Identify every line in the entries below that contains the word "Column", and copy each of those lines in full.

Task data:
--
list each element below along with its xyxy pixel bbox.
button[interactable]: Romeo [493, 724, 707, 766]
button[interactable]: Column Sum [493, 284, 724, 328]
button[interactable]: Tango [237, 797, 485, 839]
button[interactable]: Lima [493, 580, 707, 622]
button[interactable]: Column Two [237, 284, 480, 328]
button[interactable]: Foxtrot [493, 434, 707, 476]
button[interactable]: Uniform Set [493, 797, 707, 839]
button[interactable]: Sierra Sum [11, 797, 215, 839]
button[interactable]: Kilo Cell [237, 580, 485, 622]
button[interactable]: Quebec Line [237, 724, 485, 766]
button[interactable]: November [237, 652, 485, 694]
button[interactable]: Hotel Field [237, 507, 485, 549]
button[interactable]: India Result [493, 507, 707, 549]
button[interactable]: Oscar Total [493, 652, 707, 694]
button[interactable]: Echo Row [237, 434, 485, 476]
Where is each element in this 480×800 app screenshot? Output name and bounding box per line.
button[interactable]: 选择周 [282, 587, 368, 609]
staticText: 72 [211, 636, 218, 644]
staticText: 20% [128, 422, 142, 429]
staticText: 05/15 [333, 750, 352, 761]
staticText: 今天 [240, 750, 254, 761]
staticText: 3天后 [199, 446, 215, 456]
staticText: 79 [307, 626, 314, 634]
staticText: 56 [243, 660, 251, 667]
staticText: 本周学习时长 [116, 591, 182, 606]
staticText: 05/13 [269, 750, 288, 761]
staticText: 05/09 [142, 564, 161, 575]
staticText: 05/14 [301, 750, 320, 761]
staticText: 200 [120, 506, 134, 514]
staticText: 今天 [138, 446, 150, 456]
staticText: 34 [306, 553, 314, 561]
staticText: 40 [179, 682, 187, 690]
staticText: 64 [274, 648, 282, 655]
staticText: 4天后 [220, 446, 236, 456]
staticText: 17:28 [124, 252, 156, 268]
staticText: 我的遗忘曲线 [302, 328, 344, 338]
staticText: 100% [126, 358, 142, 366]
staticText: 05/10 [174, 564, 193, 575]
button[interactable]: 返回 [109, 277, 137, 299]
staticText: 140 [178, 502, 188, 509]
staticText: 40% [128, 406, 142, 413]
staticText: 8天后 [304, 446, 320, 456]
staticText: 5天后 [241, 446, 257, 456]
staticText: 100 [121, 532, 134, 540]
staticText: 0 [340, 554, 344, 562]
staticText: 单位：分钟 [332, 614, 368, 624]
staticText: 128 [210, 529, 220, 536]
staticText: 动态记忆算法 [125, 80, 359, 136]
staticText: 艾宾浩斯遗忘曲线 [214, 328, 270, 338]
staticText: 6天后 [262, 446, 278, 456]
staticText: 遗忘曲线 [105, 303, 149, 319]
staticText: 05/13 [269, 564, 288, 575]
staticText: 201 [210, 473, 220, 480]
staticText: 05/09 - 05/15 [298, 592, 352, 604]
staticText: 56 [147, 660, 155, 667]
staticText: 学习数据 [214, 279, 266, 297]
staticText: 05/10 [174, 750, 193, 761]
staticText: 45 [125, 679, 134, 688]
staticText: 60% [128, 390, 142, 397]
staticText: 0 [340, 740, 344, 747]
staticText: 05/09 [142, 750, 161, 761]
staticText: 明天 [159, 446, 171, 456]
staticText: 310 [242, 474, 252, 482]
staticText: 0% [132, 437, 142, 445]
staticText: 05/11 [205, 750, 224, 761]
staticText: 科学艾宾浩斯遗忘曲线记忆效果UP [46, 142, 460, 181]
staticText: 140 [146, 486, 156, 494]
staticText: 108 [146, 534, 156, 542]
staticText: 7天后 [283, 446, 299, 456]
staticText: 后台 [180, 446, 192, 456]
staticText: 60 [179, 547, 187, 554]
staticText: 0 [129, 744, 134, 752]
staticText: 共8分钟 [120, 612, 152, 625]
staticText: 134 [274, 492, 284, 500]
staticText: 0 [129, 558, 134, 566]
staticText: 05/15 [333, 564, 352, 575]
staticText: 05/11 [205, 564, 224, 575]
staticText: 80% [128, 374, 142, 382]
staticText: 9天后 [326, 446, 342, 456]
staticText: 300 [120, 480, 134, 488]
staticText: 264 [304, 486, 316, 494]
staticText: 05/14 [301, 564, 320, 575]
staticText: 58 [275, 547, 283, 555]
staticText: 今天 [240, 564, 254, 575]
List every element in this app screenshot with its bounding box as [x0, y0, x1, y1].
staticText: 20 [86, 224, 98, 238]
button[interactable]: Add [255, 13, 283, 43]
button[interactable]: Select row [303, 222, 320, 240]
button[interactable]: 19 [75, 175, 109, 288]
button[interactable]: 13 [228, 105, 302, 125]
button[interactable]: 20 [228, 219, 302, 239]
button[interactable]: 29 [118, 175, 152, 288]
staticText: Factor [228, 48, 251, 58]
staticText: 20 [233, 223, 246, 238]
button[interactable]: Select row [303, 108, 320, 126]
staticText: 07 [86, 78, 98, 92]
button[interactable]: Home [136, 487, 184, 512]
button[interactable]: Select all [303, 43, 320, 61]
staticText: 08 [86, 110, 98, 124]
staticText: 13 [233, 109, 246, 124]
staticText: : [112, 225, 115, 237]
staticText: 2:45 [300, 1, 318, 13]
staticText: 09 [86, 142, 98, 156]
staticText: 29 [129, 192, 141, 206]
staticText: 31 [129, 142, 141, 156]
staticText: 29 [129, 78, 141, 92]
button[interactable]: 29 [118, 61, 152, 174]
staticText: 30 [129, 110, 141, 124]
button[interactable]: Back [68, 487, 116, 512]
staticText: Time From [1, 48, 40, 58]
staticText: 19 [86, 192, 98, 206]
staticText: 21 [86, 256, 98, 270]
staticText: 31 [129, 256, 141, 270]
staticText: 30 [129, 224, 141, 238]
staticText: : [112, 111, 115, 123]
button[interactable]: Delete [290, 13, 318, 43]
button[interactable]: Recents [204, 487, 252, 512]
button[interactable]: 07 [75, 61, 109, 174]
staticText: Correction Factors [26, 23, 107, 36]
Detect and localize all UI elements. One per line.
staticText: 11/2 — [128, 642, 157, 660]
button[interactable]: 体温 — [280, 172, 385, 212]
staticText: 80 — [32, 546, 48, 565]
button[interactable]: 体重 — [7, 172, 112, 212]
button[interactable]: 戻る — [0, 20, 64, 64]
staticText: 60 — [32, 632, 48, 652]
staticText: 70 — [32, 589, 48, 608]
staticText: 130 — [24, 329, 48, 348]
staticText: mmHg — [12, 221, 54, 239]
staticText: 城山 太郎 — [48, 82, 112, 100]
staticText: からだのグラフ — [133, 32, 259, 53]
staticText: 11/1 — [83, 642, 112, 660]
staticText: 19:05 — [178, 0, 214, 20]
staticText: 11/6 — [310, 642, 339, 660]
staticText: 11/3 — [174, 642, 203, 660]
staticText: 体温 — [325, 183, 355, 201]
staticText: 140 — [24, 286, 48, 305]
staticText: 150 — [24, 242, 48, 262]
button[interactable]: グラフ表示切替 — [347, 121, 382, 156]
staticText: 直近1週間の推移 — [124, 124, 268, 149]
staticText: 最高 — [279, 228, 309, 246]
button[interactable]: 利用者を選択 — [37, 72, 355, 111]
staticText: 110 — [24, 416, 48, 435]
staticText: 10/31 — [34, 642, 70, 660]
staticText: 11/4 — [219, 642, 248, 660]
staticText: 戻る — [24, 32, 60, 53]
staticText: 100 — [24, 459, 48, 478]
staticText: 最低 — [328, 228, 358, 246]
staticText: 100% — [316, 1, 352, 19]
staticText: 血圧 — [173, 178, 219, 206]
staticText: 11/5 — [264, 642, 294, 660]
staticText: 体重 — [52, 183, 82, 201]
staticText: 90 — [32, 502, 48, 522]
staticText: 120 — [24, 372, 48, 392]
--
The output:
button[interactable]: Column Sum [493, 284, 724, 328]
button[interactable]: Column Two [237, 284, 480, 328]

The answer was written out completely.